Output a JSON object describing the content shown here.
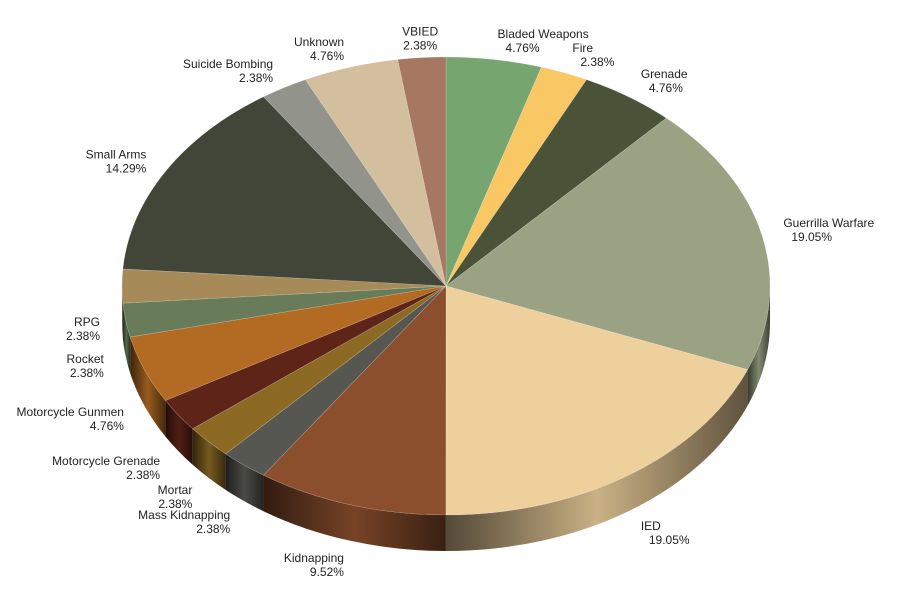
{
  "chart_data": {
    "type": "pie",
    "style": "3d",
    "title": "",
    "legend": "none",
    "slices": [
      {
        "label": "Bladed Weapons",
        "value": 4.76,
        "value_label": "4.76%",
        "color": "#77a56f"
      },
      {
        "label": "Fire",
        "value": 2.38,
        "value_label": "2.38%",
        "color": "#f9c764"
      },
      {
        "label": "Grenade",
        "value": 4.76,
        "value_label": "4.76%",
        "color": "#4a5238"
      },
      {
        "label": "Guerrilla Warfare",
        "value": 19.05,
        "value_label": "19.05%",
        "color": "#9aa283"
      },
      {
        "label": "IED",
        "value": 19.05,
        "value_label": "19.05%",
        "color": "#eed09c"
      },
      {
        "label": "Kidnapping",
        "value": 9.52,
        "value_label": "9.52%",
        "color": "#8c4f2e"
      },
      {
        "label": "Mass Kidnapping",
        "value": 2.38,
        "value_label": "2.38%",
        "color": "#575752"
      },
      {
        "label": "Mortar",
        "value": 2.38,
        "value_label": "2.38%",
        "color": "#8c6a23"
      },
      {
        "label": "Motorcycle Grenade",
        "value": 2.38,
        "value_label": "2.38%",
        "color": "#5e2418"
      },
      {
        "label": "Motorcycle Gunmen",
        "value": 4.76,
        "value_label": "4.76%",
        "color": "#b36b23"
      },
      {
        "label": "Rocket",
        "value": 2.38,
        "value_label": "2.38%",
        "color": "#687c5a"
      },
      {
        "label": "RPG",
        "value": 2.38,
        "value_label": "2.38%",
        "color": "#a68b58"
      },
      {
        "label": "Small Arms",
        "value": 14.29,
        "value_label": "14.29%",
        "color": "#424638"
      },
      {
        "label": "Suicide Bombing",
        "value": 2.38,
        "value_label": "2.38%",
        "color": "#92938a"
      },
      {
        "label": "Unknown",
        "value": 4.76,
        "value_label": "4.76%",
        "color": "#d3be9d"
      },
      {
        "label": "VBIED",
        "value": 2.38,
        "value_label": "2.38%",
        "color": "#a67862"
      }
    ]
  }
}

- [WORK TO BE COMPLETED]
Every line in the data that holds "Motorcycle" should be copied out.

- [SOLUTION FOR THIS EXERCISE]
        "label": "Motorcycle Grenade",
        "label": "Motorcycle Gunmen",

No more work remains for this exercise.